+++ Dataset extract +++

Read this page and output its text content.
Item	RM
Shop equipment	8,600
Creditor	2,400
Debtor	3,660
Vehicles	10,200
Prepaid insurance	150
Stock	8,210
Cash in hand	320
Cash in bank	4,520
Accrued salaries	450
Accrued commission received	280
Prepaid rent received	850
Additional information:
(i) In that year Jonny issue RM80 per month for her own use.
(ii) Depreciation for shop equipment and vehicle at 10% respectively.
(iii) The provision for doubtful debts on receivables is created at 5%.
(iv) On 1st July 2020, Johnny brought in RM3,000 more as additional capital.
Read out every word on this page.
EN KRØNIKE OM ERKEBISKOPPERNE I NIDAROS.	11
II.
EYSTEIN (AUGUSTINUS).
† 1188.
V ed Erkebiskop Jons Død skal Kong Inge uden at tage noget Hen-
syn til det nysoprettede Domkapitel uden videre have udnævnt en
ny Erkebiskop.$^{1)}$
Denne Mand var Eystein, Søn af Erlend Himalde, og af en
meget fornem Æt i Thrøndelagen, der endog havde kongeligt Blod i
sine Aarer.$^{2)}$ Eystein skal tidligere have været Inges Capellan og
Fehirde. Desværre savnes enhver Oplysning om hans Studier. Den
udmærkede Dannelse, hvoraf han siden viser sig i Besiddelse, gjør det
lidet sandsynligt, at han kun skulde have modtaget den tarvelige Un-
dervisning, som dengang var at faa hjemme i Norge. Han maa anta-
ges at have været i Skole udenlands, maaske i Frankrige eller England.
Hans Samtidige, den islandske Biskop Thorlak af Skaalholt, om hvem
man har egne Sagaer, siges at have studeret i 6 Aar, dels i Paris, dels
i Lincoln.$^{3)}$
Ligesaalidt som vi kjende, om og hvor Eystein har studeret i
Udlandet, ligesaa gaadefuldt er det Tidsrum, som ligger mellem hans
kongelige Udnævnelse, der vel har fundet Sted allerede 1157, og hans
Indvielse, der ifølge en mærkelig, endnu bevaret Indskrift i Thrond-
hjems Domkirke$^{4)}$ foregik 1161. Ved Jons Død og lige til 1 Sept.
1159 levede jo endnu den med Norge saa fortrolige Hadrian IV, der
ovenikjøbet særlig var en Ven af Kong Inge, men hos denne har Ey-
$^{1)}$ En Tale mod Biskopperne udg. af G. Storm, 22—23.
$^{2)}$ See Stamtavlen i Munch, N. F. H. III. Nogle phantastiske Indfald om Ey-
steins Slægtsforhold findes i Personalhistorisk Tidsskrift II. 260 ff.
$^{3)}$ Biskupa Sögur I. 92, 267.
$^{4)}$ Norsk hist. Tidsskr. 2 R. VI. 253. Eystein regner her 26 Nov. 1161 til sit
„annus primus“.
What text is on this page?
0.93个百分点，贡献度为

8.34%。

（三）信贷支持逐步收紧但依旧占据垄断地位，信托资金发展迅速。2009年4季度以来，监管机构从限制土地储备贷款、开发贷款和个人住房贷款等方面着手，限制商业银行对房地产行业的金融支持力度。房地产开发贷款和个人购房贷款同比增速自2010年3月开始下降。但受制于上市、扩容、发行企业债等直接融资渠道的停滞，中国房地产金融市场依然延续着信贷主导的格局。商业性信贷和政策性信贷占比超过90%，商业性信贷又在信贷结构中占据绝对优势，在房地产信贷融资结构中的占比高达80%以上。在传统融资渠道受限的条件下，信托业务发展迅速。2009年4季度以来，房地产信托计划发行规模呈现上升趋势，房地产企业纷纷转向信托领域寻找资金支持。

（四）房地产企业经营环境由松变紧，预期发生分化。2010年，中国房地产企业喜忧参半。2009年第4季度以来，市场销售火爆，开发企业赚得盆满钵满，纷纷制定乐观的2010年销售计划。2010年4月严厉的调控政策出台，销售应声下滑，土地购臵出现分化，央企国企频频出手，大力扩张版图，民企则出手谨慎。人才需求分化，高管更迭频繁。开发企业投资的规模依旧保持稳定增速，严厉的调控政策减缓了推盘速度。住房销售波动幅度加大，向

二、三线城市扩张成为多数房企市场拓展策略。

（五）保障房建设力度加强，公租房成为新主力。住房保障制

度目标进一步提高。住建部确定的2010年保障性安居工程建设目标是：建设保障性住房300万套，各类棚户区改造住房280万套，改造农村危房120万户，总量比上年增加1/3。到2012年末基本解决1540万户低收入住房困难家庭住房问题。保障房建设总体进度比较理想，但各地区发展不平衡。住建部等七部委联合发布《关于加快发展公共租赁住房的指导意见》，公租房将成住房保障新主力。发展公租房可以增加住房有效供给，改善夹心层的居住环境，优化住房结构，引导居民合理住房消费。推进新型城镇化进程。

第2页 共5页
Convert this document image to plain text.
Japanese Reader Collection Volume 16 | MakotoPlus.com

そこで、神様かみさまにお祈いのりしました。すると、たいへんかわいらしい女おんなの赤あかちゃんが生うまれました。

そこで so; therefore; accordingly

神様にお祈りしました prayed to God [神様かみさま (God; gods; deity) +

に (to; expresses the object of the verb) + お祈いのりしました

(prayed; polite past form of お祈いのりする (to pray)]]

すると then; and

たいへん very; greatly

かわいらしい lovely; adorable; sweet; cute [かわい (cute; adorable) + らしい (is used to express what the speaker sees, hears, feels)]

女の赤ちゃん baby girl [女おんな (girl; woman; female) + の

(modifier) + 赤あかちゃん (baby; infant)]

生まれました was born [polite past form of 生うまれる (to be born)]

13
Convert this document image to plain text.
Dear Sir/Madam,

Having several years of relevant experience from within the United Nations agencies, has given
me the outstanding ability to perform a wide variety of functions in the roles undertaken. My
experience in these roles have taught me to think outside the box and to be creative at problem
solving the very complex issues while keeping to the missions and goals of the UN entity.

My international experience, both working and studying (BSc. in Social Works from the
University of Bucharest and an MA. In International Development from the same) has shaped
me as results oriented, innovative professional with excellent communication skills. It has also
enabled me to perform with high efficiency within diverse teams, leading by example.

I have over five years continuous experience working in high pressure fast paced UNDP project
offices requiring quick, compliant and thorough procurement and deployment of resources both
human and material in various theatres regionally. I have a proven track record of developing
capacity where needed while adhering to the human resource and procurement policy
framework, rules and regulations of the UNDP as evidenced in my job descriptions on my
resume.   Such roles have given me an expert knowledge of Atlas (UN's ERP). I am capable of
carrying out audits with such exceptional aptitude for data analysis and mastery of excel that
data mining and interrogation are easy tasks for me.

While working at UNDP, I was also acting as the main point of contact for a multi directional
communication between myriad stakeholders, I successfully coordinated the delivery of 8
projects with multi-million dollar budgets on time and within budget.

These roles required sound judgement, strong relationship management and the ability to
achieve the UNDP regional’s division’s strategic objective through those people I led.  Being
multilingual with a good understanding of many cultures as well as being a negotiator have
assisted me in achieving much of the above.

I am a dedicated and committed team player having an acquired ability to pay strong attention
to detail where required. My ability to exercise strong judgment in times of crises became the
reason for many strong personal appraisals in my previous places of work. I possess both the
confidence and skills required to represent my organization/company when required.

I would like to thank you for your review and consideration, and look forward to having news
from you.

+++

*Goal*. Copy every line of the material, please, keeping it exactly the same.

*Written answer*.
Read this page and output its text content.
Item	RM
Shop equipment	8,600
Creditor	2,400
Debtor	3,660
Vehicles	10,200
Prepaid insurance	150
Stock	8,210
Cash in hand	320
Cash in bank	4,520
Accrued salaries	450
Accrued commission received	280
Prepaid rent received	850
Additional information:
(i) In that year Jonny issue RM80 per month for her own use.
(ii) Depreciation for shop equipment and vehicle at 10% respectively.
(iii) The provision for doubtful debts on receivables is created at 5%.
(iv) On 1st July 2020, Johnny brought in RM3,000 more as additional capital.
Read out every word on this page.
EN KRØNIKE OM ERKEBISKOPPERNE I NIDAROS.	11
II.
EYSTEIN (AUGUSTINUS).
† 1188.
V ed Erkebiskop Jons Død skal Kong Inge uden at tage noget Hen-
syn til det nysoprettede Domkapitel uden videre have udnævnt en
ny Erkebiskop.$^{1)}$
Denne Mand var Eystein, Søn af Erlend Himalde, og af en
meget fornem Æt i Thrøndelagen, der endog havde kongeligt Blod i
sine Aarer.$^{2)}$ Eystein skal tidligere have været Inges Capellan og
Fehirde. Desværre savnes enhver Oplysning om hans Studier. Den
udmærkede Dannelse, hvoraf han siden viser sig i Besiddelse, gjør det
lidet sandsynligt, at han kun skulde have modtaget den tarvelige Un-
dervisning, som dengang var at faa hjemme i Norge. Han maa anta-
ges at have været i Skole udenlands, maaske i Frankrige eller England.
Hans Samtidige, den islandske Biskop Thorlak af Skaalholt, om hvem
man har egne Sagaer, siges at have studeret i 6 Aar, dels i Paris, dels
i Lincoln.$^{3)}$
Ligesaalidt som vi kjende, om og hvor Eystein har studeret i
Udlandet, ligesaa gaadefuldt er det Tidsrum, som ligger mellem hans
kongelige Udnævnelse, der vel har fundet Sted allerede 1157, og hans
Indvielse, der ifølge en mærkelig, endnu bevaret Indskrift i Thrond-
hjems Domkirke$^{4)}$ foregik 1161. Ved Jons Død og lige til 1 Sept.
1159 levede jo endnu den med Norge saa fortrolige Hadrian IV, der
ovenikjøbet særlig var en Ven af Kong Inge, men hos denne har Ey-
$^{1)}$ En Tale mod Biskopperne udg. af G. Storm, 22—23.
$^{2)}$ See Stamtavlen i Munch, N. F. H. III. Nogle phantastiske Indfald om Ey-
steins Slægtsforhold findes i Personalhistorisk Tidsskrift II. 260 ff.
$^{3)}$ Biskupa Sögur I. 92, 267.
$^{4)}$ Norsk hist. Tidsskr. 2 R. VI. 253. Eystein regner her 26 Nov. 1161 til sit
„annus primus“.
What text is on this page?
0.93个百分点，贡献度为

8.34%。

（三）信贷支持逐步收紧但依旧占据垄断地位，信托资金发展迅速。2009年4季度以来，监管机构从限制土地储备贷款、开发贷款和个人住房贷款等方面着手，限制商业银行对房地产行业的金融支持力度。房地产开发贷款和个人购房贷款同比增速自2010年3月开始下降。但受制于上市、扩容、发行企业债等直接融资渠道的停滞，中国房地产金融市场依然延续着信贷主导的格局。商业性信贷和政策性信贷占比超过90%，商业性信贷又在信贷结构中占据绝对优势，在房地产信贷融资结构中的占比高达80%以上。在传统融资渠道受限的条件下，信托业务发展迅速。2009年4季度以来，房地产信托计划发行规模呈现上升趋势，房地产企业纷纷转向信托领域寻找资金支持。

（四）房地产企业经营环境由松变紧，预期发生分化。2010年，中国房地产企业喜忧参半。2009年第4季度以来，市场销售火爆，开发企业赚得盆满钵满，纷纷制定乐观的2010年销售计划。2010年4月严厉的调控政策出台，销售应声下滑，土地购臵出现分化，央企国企频频出手，大力扩张版图，民企则出手谨慎。人才需求分化，高管更迭频繁。开发企业投资的规模依旧保持稳定增速，严厉的调控政策减缓了推盘速度。住房销售波动幅度加大，向

二、三线城市扩张成为多数房企市场拓展策略。

（五）保障房建设力度加强，公租房成为新主力。住房保障制

度目标进一步提高。住建部确定的2010年保障性安居工程建设目标是：建设保障性住房300万套，各类棚户区改造住房280万套，改造农村危房120万户，总量比上年增加1/3。到2012年末基本解决1540万户低收入住房困难家庭住房问题。保障房建设总体进度比较理想，但各地区发展不平衡。住建部等七部委联合发布《关于加快发展公共租赁住房的指导意见》，公租房将成住房保障新主力。发展公租房可以增加住房有效供给，改善夹心层的居住环境，优化住房结构，引导居民合理住房消费。推进新型城镇化进程。

第2页 共5页
Convert this document image to plain text.
Japanese Reader Collection Volume 16 | MakotoPlus.com

そこで、神様かみさまにお祈いのりしました。すると、たいへんかわいらしい女おんなの赤あかちゃんが生うまれました。

そこで so; therefore; accordingly

神様にお祈りしました prayed to God [神様かみさま (God; gods; deity) +

に (to; expresses the object of the verb) + お祈いのりしました

(prayed; polite past form of お祈いのりする (to pray)]]

すると then; and

たいへん very; greatly

かわいらしい lovely; adorable; sweet; cute [かわい (cute; adorable) + らしい (is used to express what the speaker sees, hears, feels)]

女の赤ちゃん baby girl [女おんな (girl; woman; female) + の

(modifier) + 赤あかちゃん (baby; infant)]

生まれました was born [polite past form of 生うまれる (to be born)]

13
Convert this document image to plain text.
Dear Sir/Madam,

Having several years of relevant experience from within the United Nations agencies, has given
me the outstanding ability to perform a wide variety of functions in the roles undertaken. My
experience in these roles have taught me to think outside the box and to be creative at problem
solving the very complex issues while keeping to the missions and goals of the UN entity.

My international experience, both working and studying (BSc. in Social Works from the
University of Bucharest and an MA. In International Development from the same) has shaped
me as results oriented, innovative professional with excellent communication skills. It has also
enabled me to perform with high efficiency within diverse teams, leading by example.

I have over five years continuous experience working in high pressure fast paced UNDP project
offices requiring quick, compliant and thorough procurement and deployment of resources both
human and material in various theatres regionally. I have a proven track record of developing
capacity where needed while adhering to the human resource and procurement policy
framework, rules and regulations of the UNDP as evidenced in my job descriptions on my
resume.   Such roles have given me an expert knowledge of Atlas (UN's ERP). I am capable of
carrying out audits with such exceptional aptitude for data analysis and mastery of excel that
data mining and interrogation are easy tasks for me.

While working at UNDP, I was also acting as the main point of contact for a multi directional
communication between myriad stakeholders, I successfully coordinated the delivery of 8
projects with multi-million dollar budgets on time and within budget.

These roles required sound judgement, strong relationship management and the ability to
achieve the UNDP regional’s division’s strategic objective through those people I led.  Being
multilingual with a good understanding of many cultures as well as being a negotiator have
assisted me in achieving much of the above.

I am a dedicated and committed team player having an acquired ability to pay strong attention
to detail where required. My ability to exercise strong judgment in times of crises became the
reason for many strong personal appraisals in my previous places of work. I possess both the
confidence and skills required to represent my organization/company when required.

I would like to thank you for your review and consideration, and look forward to having news
from you.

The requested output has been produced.